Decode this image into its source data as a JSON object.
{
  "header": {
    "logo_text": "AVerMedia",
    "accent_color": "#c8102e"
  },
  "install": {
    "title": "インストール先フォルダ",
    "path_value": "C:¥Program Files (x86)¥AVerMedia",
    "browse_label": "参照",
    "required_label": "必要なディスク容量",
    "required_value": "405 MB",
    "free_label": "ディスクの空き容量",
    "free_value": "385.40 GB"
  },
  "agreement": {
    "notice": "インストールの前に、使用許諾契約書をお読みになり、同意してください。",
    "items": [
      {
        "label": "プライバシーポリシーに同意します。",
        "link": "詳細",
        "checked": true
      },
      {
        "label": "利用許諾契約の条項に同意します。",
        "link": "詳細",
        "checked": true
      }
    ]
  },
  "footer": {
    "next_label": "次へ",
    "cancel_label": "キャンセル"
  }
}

+ + + + + + +

• OBJECTIVE:
All of the data must be returned exactly.

• EXPECTED ANSWER:
Decode this image into its source data as a JSON object.
{
  "header": {
    "logo_text": "AVerMedia",
    "accent_color": "#c8102e"
  },
  "install": {
    "title": "インストール先フォルダ",
    "path_value": "C:¥Program Files (x86)¥AVerMedia",
    "browse_label": "参照",
    "required_label": "必要なディスク容量",
    "required_value": "405 MB",
    "free_label": "ディスクの空き容量",
    "free_value": "385.40 GB"
  },
  "agreement": {
    "notice": "インストールの前に、使用許諾契約書をお読みになり、同意してください。",
    "items": [
      {
        "label": "プライバシーポリシーに同意します。",
        "link": "詳細",
        "checked": true
      },
      {
        "label": "利用許諾契約の条項に同意します。",
        "link": "詳細",
        "checked": true
      }
    ]
  },
  "footer": {
    "next_label": "次へ",
    "cancel_label": "キャンセル"
  }
}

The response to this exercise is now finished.